Stored records
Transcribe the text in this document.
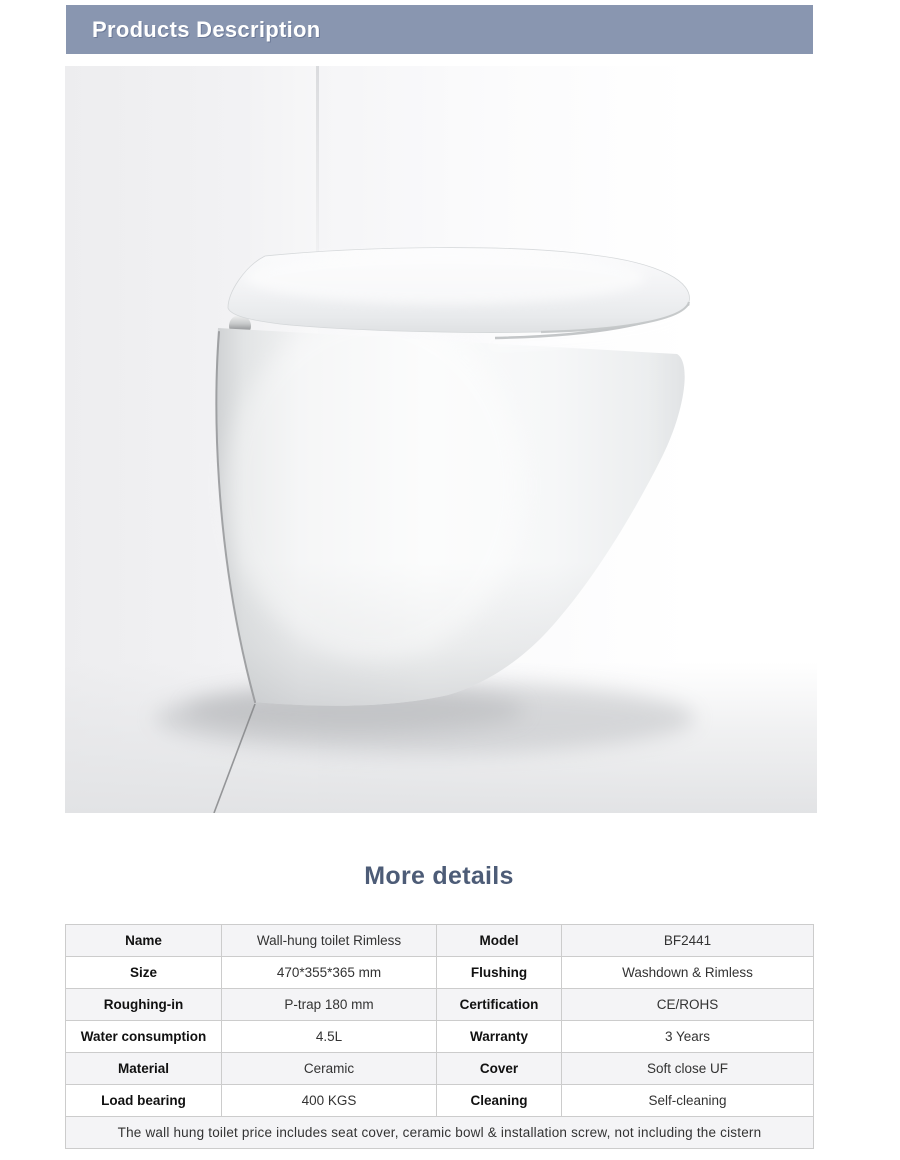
Products Description
More details
Name	Wall-hung toilet Rimless	Model	BF2441
Size	470*355*365 mm	Flushing	Washdown & Rimless
Roughing-in	P-trap 180 mm	Certification	CE/ROHS
Water consumption	4.5L	Warranty	3 Years
Material	Ceramic	Cover	Soft close UF
Load bearing	400 KGS	Cleaning	Self-cleaning
The wall hung toilet price includes seat cover, ceramic bowl & installation screw, not including the cistern			
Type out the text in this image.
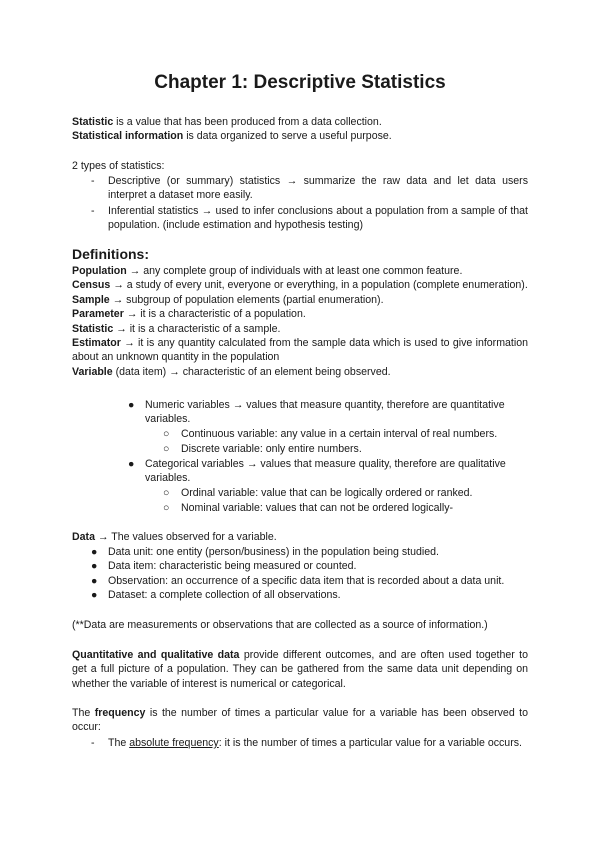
Chapter 1: Descriptive Statistics

Statistic is a value that has been produced from a data collection.
Statistical information is data organized to serve a useful purpose.

2 types of statistics:

- Descriptive (or summary) statistics → summarize the raw data and let data users interpret a dataset more easily.

- Inferential statistics → used to infer conclusions about a population from a sample of that population. (include estimation and hypothesis testing)

Definitions:

Population → any complete group of individuals with at least one common feature.
Census → a study of every unit, everyone or everything, in a population (complete enumeration).
Sample → subgroup of population elements (partial enumeration).
Parameter → it is a characteristic of a population.
Statistic → it is a characteristic of a sample.
Estimator → it is any quantity calculated from the sample data which is used to give information about an unknown quantity in the population
Variable (data item) → characteristic of an element being observed.

● Numeric variables → values that measure quantity, therefore are quantitative variables.

○ Continuous variable: any value in a certain interval of real numbers.

○ Discrete variable: only entire numbers.

● Categorical variables → values that measure quality, therefore are qualitative variables.

○ Ordinal variable: value that can be logically ordered or ranked.

○ Nominal variable: values that can not be ordered logically-

Data → The values observed for a variable.

● Data unit: one entity (person/business) in the population being studied.

● Data item: characteristic being measured or counted.

● Observation: an occurrence of a specific data item that is recorded about a data unit.

● Dataset: a complete collection of all observations.

(**Data are measurements or observations that are collected as a source of information.)

Quantitative and qualitative data provide different outcomes, and are often used together to get a full picture of a population. They can be gathered from the same data unit depending on whether the variable of interest is numerical or categorical.

The frequency is the number of times a particular value for a variable has been observed to occur:

- The absolute frequency: it is the number of times a particular value for a variable occurs.
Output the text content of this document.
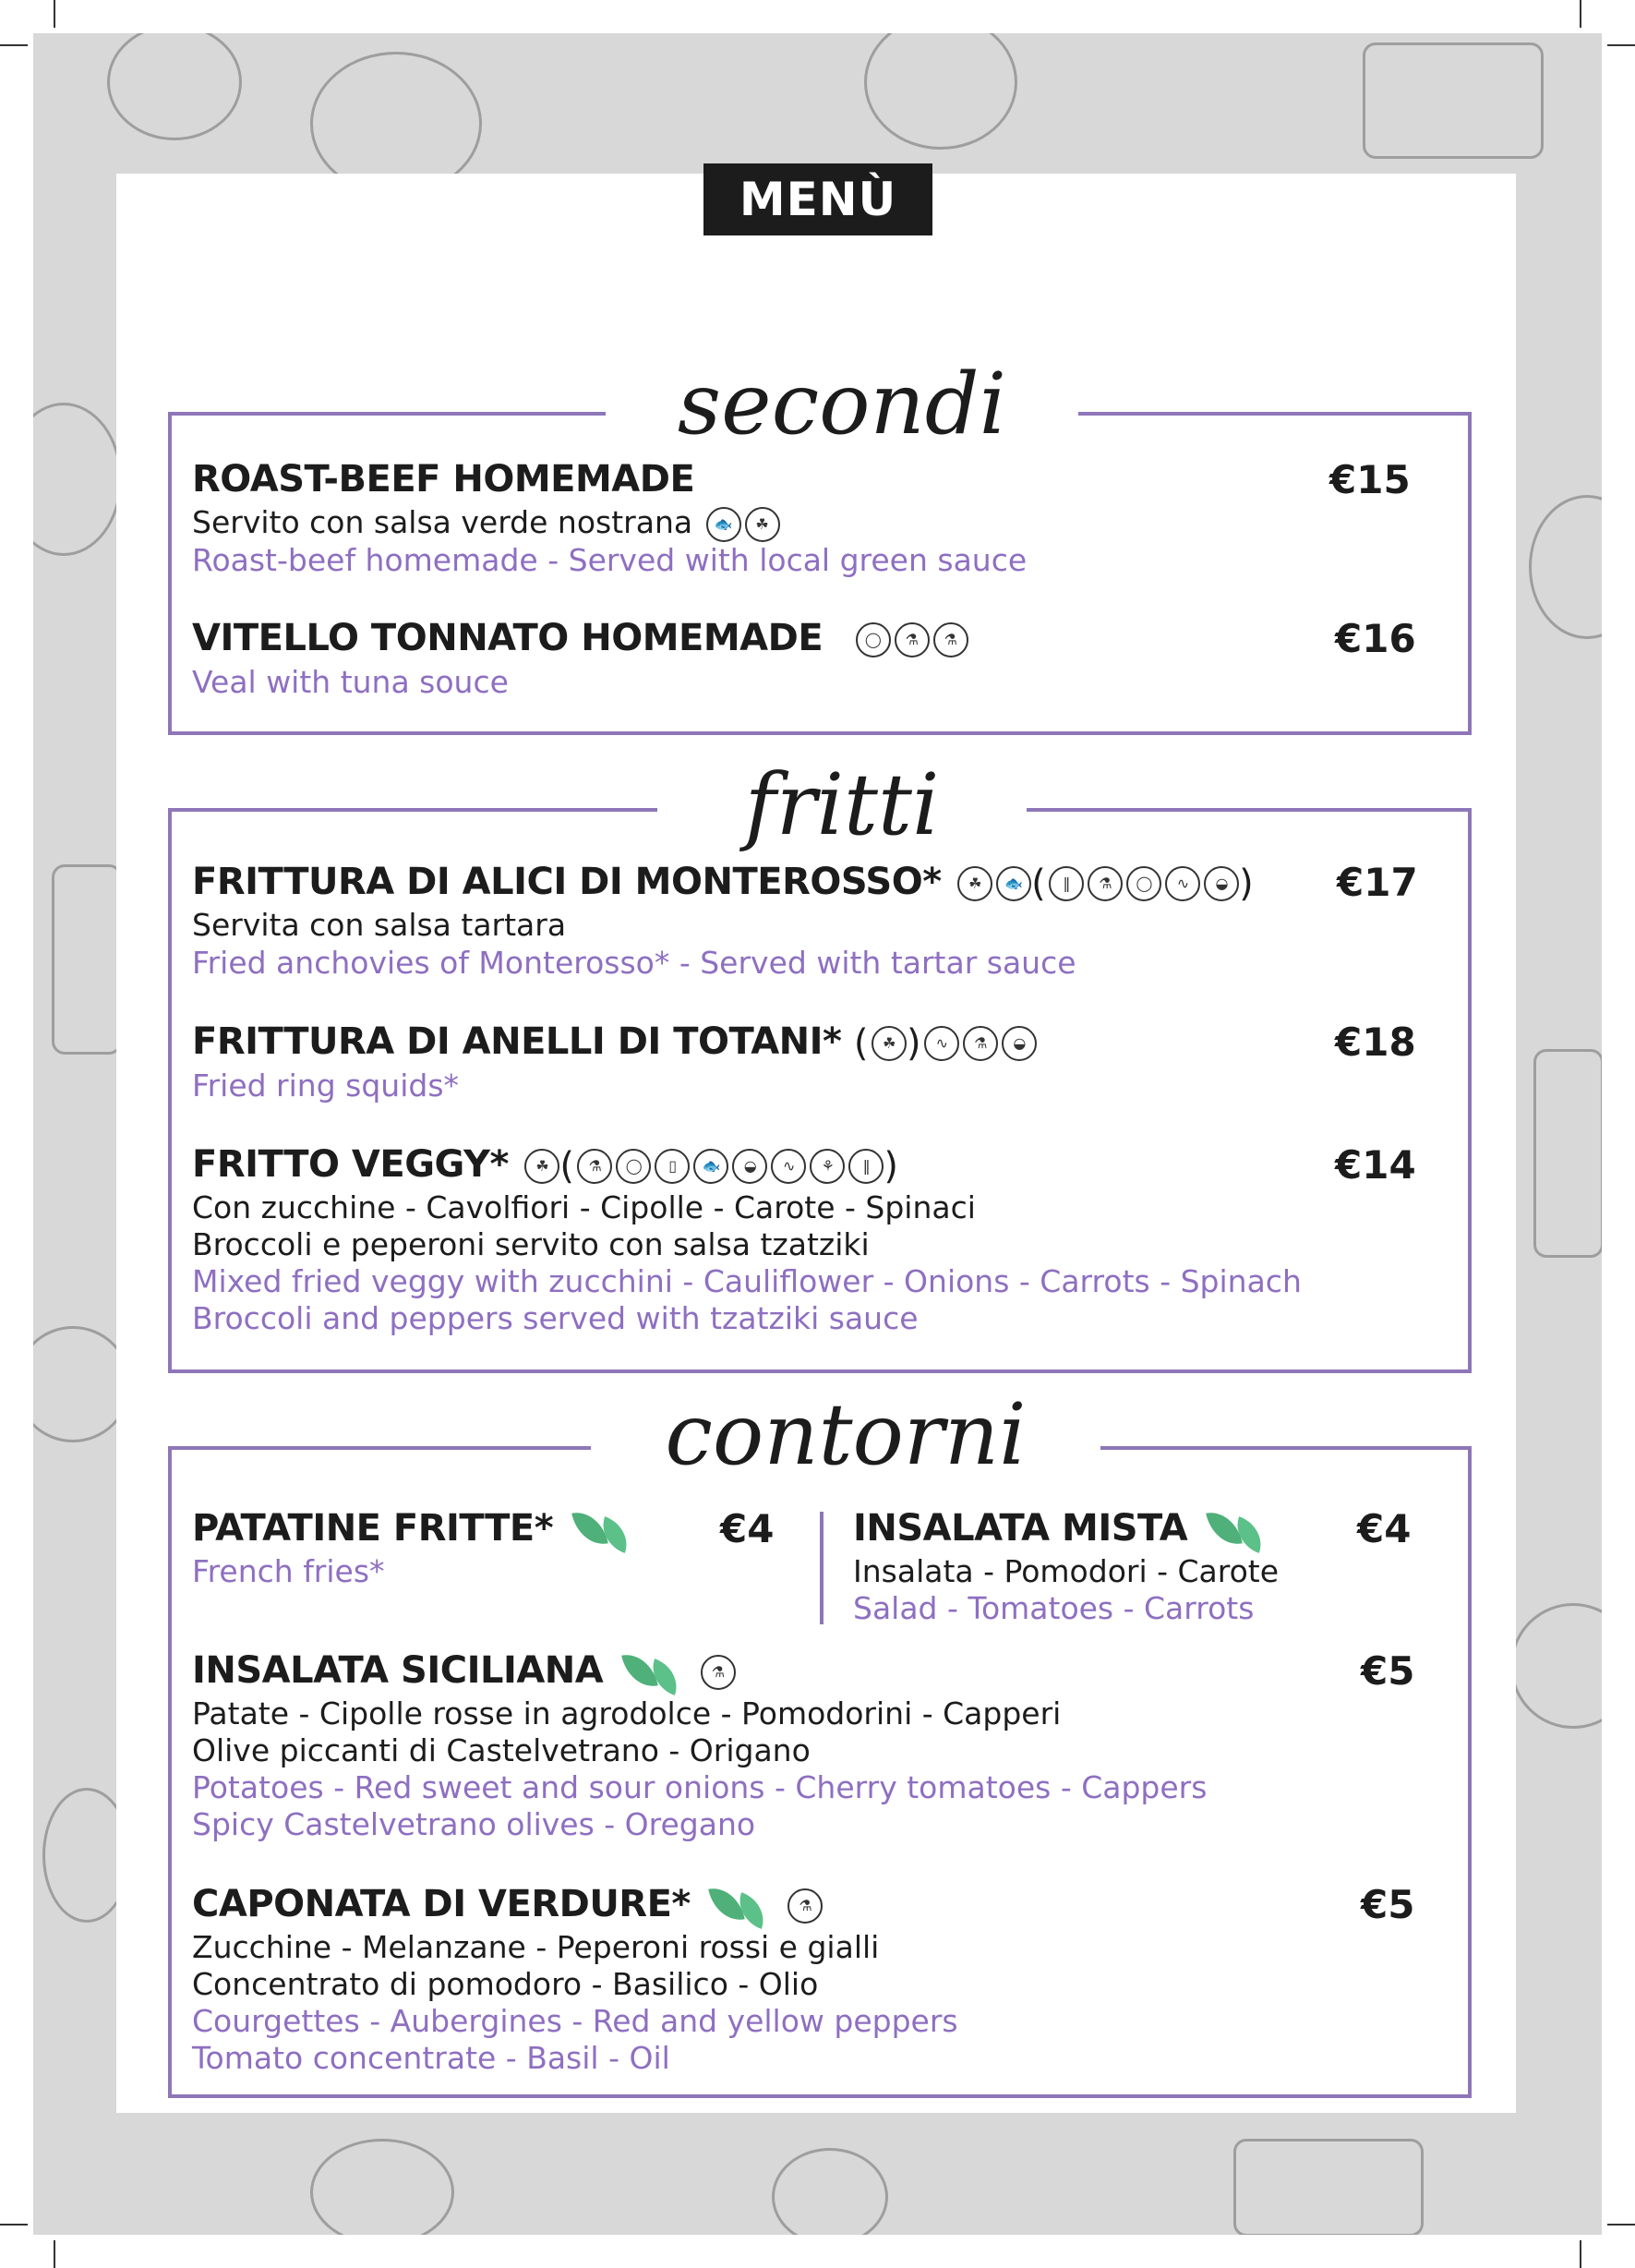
MENÙ
secondi
ROAST-BEEF HOMEMADE	€15
Servito con salsa verde nostrana 🐟 ☘
Roast-beef homemade - Served with local green sauce
VITELLO TONNATO HOMEMADE	◯ ⚗ ⚗	€16
Veal with tuna souce
fritti
FRITTURA DI ALICI DI MONTEROSSO* ☘ 🐟 ( ‖ ⚗ ◯ ∿ ◒ ) €17
Servita con salsa tartara
Fried anchovies of Monterosso* - Served with tartar sauce
FRITTURA DI ANELLI DI TOTANI* ( ☘ ) ∿ ⚗ ◒	€18
Fried ring squids*
FRITTO VEGGY* ☘ ( ⚗ ◯ ▯ 🐟 ◒ ∿ ⚘ ‖ )	€14
Con zucchine - Cavolfiori - Cipolle - Carote - Spinaci
Broccoli e peperoni servito con salsa tzatziki
Mixed fried veggy with zucchini - Cauliflower - Onions - Carrots - Spinach
Broccoli and peppers served with tzatziki sauce
contorni
PATATINE FRITTE*	€4
French fries*
INSALATA MISTA	€4
Insalata - Pomodori - Carote
Salad - Tomatoes - Carrots
INSALATA SICILIANA	⚗	€5
Patate - Cipolle rosse in agrodolce - Pomodorini - Capperi
Olive piccanti di Castelvetrano - Origano
Potatoes - Red sweet and sour onions - Cherry tomatoes - Cappers
Spicy Castelvetrano olives - Oregano
CAPONATA DI VERDURE*	⚗	€5
Zucchine - Melanzane - Peperoni rossi e gialli
Concentrato di pomodoro - Basilico - Olio
Courgettes - Aubergines - Red and yellow peppers
Tomato concentrate - Basil - Oil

▶ [Stated problem] Locate the word "frequency" in the records above, and return each line that has it.

▶ [Reply to the task]
The frequency is the number of times a particular value for a variable has been observed to occur:
- The absolute frequency: it is the number of times a particular value for a variable occurs.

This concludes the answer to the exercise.